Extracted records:
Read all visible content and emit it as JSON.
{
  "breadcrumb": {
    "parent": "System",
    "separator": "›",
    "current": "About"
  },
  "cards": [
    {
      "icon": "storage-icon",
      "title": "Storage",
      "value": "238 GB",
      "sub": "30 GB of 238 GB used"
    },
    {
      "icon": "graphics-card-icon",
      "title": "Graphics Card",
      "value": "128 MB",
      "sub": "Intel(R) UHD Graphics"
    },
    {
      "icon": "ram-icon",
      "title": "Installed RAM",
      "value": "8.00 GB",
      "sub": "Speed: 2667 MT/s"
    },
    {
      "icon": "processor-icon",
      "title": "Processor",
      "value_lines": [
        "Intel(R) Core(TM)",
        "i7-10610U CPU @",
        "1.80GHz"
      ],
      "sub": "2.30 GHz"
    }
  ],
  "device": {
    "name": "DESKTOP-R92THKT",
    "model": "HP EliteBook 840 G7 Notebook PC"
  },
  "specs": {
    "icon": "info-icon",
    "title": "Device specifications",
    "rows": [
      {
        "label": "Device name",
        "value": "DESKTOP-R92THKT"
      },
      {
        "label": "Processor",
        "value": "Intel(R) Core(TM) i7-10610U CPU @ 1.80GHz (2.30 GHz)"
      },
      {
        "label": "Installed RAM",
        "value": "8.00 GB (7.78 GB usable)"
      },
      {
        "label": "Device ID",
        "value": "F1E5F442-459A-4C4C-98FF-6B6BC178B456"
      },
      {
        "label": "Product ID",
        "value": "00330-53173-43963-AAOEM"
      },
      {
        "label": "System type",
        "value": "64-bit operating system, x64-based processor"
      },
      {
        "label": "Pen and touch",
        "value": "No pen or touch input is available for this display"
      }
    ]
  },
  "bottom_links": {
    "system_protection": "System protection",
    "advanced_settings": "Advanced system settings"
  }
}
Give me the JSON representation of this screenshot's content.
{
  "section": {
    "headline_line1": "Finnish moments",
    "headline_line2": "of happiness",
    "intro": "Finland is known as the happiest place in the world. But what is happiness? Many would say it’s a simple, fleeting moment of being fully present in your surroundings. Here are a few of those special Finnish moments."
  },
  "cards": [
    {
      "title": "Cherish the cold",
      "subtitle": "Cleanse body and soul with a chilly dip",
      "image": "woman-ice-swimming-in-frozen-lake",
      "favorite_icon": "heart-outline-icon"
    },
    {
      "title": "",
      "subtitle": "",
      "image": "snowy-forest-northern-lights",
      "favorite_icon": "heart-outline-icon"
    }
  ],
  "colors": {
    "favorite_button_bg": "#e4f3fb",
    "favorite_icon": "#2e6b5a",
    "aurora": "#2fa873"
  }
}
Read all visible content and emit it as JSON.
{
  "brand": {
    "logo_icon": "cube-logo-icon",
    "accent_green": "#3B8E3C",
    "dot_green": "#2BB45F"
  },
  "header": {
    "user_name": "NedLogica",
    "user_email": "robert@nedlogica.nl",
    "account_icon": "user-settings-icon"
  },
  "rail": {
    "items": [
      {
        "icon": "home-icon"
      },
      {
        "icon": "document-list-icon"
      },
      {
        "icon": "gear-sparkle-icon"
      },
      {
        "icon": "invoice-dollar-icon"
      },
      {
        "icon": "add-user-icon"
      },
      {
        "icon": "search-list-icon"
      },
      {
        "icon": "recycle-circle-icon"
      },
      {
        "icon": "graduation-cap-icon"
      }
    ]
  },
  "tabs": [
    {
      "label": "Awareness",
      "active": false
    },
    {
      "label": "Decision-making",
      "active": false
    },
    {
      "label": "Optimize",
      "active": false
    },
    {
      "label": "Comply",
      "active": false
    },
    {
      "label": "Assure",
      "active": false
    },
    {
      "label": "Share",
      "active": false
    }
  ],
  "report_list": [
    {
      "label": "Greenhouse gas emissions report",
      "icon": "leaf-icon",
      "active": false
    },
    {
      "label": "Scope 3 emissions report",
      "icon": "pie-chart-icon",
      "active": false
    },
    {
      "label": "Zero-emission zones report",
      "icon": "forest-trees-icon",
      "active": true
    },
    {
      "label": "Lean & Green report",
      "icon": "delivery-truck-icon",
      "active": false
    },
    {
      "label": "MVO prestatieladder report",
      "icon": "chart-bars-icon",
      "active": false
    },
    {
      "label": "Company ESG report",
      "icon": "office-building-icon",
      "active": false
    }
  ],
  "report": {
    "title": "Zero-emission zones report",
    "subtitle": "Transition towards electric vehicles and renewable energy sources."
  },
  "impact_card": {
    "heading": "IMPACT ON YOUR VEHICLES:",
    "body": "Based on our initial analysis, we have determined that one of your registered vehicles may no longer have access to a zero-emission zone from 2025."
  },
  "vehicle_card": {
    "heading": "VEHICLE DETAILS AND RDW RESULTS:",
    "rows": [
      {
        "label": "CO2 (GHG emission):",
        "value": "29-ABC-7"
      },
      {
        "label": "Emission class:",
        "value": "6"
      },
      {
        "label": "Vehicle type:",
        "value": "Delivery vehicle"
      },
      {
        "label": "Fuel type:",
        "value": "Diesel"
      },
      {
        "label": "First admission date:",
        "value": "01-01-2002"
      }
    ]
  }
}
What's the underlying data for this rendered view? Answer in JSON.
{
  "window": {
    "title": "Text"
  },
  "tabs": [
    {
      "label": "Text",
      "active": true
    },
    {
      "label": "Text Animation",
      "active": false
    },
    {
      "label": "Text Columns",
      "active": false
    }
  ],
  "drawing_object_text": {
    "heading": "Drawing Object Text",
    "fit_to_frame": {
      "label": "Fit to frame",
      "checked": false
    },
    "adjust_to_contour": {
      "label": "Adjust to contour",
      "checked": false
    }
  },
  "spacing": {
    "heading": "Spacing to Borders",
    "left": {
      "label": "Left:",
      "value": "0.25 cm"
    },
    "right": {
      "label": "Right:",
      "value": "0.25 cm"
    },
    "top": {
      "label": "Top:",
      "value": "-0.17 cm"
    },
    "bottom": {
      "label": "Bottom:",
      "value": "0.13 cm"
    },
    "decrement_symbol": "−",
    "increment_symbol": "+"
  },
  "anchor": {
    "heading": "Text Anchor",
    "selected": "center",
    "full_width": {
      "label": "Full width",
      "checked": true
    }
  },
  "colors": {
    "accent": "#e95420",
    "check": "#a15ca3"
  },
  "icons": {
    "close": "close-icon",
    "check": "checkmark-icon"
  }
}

THE EXERCISE:
Type out the full listing again, exactly as given.

TASK ANSWER:
Read all visible content and emit it as JSON.
{
  "breadcrumb": {
    "parent": "System",
    "separator": "›",
    "current": "About"
  },
  "cards": [
    {
      "icon": "storage-icon",
      "title": "Storage",
      "value": "238 GB",
      "sub": "30 GB of 238 GB used"
    },
    {
      "icon": "graphics-card-icon",
      "title": "Graphics Card",
      "value": "128 MB",
      "sub": "Intel(R) UHD Graphics"
    },
    {
      "icon": "ram-icon",
      "title": "Installed RAM",
      "value": "8.00 GB",
      "sub": "Speed: 2667 MT/s"
    },
    {
      "icon": "processor-icon",
      "title": "Processor",
      "value_lines": [
        "Intel(R) Core(TM)",
        "i7-10610U CPU @",
        "1.80GHz"
      ],
      "sub": "2.30 GHz"
    }
  ],
  "device": {
    "name": "DESKTOP-R92THKT",
    "model": "HP EliteBook 840 G7 Notebook PC"
  },
  "specs": {
    "icon": "info-icon",
    "title": "Device specifications",
    "rows": [
      {
        "label": "Device name",
        "value": "DESKTOP-R92THKT"
      },
      {
        "label": "Processor",
        "value": "Intel(R) Core(TM) i7-10610U CPU @ 1.80GHz (2.30 GHz)"
      },
      {
        "label": "Installed RAM",
        "value": "8.00 GB (7.78 GB usable)"
      },
      {
        "label": "Device ID",
        "value": "F1E5F442-459A-4C4C-98FF-6B6BC178B456"
      },
      {
        "label": "Product ID",
        "value": "00330-53173-43963-AAOEM"
      },
      {
        "label": "System type",
        "value": "64-bit operating system, x64-based processor"
      },
      {
        "label": "Pen and touch",
        "value": "No pen or touch input is available for this display"
      }
    ]
  },
  "bottom_links": {
    "system_protection": "System protection",
    "advanced_settings": "Advanced system settings"
  }
}
Give me the JSON representation of this screenshot's content.
{
  "section": {
    "headline_line1": "Finnish moments",
    "headline_line2": "of happiness",
    "intro": "Finland is known as the happiest place in the world. But what is happiness? Many would say it’s a simple, fleeting moment of being fully present in your surroundings. Here are a few of those special Finnish moments."
  },
  "cards": [
    {
      "title": "Cherish the cold",
      "subtitle": "Cleanse body and soul with a chilly dip",
      "image": "woman-ice-swimming-in-frozen-lake",
      "favorite_icon": "heart-outline-icon"
    },
    {
      "title": "",
      "subtitle": "",
      "image": "snowy-forest-northern-lights",
      "favorite_icon": "heart-outline-icon"
    }
  ],
  "colors": {
    "favorite_button_bg": "#e4f3fb",
    "favorite_icon": "#2e6b5a",
    "aurora": "#2fa873"
  }
}
Read all visible content and emit it as JSON.
{
  "brand": {
    "logo_icon": "cube-logo-icon",
    "accent_green": "#3B8E3C",
    "dot_green": "#2BB45F"
  },
  "header": {
    "user_name": "NedLogica",
    "user_email": "robert@nedlogica.nl",
    "account_icon": "user-settings-icon"
  },
  "rail": {
    "items": [
      {
        "icon": "home-icon"
      },
      {
        "icon": "document-list-icon"
      },
      {
        "icon": "gear-sparkle-icon"
      },
      {
        "icon": "invoice-dollar-icon"
      },
      {
        "icon": "add-user-icon"
      },
      {
        "icon": "search-list-icon"
      },
      {
        "icon": "recycle-circle-icon"
      },
      {
        "icon": "graduation-cap-icon"
      }
    ]
  },
  "tabs": [
    {
      "label": "Awareness",
      "active": false
    },
    {
      "label": "Decision-making",
      "active": false
    },
    {
      "label": "Optimize",
      "active": false
    },
    {
      "label": "Comply",
      "active": false
    },
    {
      "label": "Assure",
      "active": false
    },
    {
      "label": "Share",
      "active": false
    }
  ],
  "report_list": [
    {
      "label": "Greenhouse gas emissions report",
      "icon": "leaf-icon",
      "active": false
    },
    {
      "label": "Scope 3 emissions report",
      "icon": "pie-chart-icon",
      "active": false
    },
    {
      "label": "Zero-emission zones report",
      "icon": "forest-trees-icon",
      "active": true
    },
    {
      "label": "Lean & Green report",
      "icon": "delivery-truck-icon",
      "active": false
    },
    {
      "label": "MVO prestatieladder report",
      "icon": "chart-bars-icon",
      "active": false
    },
    {
      "label": "Company ESG report",
      "icon": "office-building-icon",
      "active": false
    }
  ],
  "report": {
    "title": "Zero-emission zones report",
    "subtitle": "Transition towards electric vehicles and renewable energy sources."
  },
  "impact_card": {
    "heading": "IMPACT ON YOUR VEHICLES:",
    "body": "Based on our initial analysis, we have determined that one of your registered vehicles may no longer have access to a zero-emission zone from 2025."
  },
  "vehicle_card": {
    "heading": "VEHICLE DETAILS AND RDW RESULTS:",
    "rows": [
      {
        "label": "CO2 (GHG emission):",
        "value": "29-ABC-7"
      },
      {
        "label": "Emission class:",
        "value": "6"
      },
      {
        "label": "Vehicle type:",
        "value": "Delivery vehicle"
      },
      {
        "label": "Fuel type:",
        "value": "Diesel"
      },
      {
        "label": "First admission date:",
        "value": "01-01-2002"
      }
    ]
  }
}
What's the underlying data for this rendered view? Answer in JSON.
{
  "window": {
    "title": "Text"
  },
  "tabs": [
    {
      "label": "Text",
      "active": true
    },
    {
      "label": "Text Animation",
      "active": false
    },
    {
      "label": "Text Columns",
      "active": false
    }
  ],
  "drawing_object_text": {
    "heading": "Drawing Object Text",
    "fit_to_frame": {
      "label": "Fit to frame",
      "checked": false
    },
    "adjust_to_contour": {
      "label": "Adjust to contour",
      "checked": false
    }
  },
  "spacing": {
    "heading": "Spacing to Borders",
    "left": {
      "label": "Left:",
      "value": "0.25 cm"
    },
    "right": {
      "label": "Right:",
      "value": "0.25 cm"
    },
    "top": {
      "label": "Top:",
      "value": "-0.17 cm"
    },
    "bottom": {
      "label": "Bottom:",
      "value": "0.13 cm"
    },
    "decrement_symbol": "−",
    "increment_symbol": "+"
  },
  "anchor": {
    "heading": "Text Anchor",
    "selected": "center",
    "full_width": {
      "label": "Full width",
      "checked": true
    }
  },
  "colors": {
    "accent": "#e95420",
    "check": "#a15ca3"
  },
  "icons": {
    "close": "close-icon",
    "check": "checkmark-icon"
  }
}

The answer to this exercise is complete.